- Written request
Bring together all lines of the material below that contain the string "Параметр".

- Raw data
-- start --
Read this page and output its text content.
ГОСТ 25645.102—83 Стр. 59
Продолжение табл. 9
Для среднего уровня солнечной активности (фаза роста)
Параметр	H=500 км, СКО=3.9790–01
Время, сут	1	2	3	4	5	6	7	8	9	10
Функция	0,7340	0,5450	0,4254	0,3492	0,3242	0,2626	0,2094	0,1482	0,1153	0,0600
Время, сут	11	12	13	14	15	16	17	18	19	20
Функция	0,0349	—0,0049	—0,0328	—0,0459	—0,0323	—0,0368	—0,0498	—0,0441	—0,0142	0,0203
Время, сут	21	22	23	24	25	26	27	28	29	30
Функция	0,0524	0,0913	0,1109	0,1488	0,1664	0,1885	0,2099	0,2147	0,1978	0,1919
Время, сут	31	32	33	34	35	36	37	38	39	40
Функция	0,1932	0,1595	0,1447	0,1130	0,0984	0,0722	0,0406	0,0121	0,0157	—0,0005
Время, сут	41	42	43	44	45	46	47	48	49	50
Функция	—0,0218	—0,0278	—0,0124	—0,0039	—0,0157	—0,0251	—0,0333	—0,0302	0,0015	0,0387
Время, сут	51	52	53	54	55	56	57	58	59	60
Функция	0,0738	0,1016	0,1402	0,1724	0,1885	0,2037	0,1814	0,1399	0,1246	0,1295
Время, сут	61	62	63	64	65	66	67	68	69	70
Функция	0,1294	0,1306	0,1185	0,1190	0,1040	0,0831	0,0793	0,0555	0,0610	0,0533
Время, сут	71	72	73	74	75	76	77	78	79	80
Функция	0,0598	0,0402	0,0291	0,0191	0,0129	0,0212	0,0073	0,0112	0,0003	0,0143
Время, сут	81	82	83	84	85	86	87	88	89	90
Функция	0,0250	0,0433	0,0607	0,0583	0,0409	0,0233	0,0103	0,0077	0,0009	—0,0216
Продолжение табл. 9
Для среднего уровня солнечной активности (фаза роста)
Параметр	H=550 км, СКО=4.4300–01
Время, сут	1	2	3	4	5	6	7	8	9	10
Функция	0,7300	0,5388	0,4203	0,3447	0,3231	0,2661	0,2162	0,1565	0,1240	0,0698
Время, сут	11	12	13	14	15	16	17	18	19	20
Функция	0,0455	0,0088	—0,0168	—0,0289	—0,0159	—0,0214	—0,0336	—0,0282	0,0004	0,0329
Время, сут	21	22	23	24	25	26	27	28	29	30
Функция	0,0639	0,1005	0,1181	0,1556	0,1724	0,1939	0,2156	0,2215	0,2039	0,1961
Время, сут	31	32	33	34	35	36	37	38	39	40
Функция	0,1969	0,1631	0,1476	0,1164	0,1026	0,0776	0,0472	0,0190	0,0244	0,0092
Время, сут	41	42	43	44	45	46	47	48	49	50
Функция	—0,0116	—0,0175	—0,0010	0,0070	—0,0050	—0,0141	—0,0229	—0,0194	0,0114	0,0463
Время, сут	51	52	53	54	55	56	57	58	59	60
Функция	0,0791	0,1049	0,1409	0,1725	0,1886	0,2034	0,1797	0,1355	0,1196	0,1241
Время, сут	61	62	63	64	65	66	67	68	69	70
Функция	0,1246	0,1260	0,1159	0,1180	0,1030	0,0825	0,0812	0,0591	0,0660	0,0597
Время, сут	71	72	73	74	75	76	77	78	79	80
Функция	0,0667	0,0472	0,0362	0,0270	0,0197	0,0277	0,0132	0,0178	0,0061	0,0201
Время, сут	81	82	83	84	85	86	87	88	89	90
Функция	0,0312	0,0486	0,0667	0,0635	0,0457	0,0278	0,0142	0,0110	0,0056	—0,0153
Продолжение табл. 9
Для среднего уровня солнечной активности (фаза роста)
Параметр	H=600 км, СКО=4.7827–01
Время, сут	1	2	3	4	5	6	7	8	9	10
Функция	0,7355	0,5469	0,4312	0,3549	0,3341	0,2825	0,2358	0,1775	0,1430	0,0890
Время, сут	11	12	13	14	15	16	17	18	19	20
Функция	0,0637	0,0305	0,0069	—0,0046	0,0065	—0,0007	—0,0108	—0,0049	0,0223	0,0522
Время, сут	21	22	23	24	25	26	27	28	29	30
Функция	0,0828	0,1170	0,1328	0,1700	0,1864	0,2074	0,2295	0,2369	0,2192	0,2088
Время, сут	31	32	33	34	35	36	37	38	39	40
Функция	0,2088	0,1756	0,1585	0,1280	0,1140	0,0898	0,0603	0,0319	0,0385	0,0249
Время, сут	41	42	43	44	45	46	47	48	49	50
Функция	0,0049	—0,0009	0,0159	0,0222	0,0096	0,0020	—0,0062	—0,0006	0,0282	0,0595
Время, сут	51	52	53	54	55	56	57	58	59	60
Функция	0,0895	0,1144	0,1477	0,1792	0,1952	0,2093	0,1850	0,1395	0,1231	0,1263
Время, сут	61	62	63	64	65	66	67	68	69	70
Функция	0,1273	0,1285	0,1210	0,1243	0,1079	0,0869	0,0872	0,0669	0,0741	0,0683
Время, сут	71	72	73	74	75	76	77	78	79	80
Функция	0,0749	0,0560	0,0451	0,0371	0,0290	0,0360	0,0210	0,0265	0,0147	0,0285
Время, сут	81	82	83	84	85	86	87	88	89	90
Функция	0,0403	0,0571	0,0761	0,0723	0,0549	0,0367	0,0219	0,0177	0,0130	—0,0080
-- end --
- Exercise answer
Параметр	H=500 км, СКО=3.9790–01
Параметр	H=550 км, СКО=4.4300–01
Параметр	H=600 км, СКО=4.7827–01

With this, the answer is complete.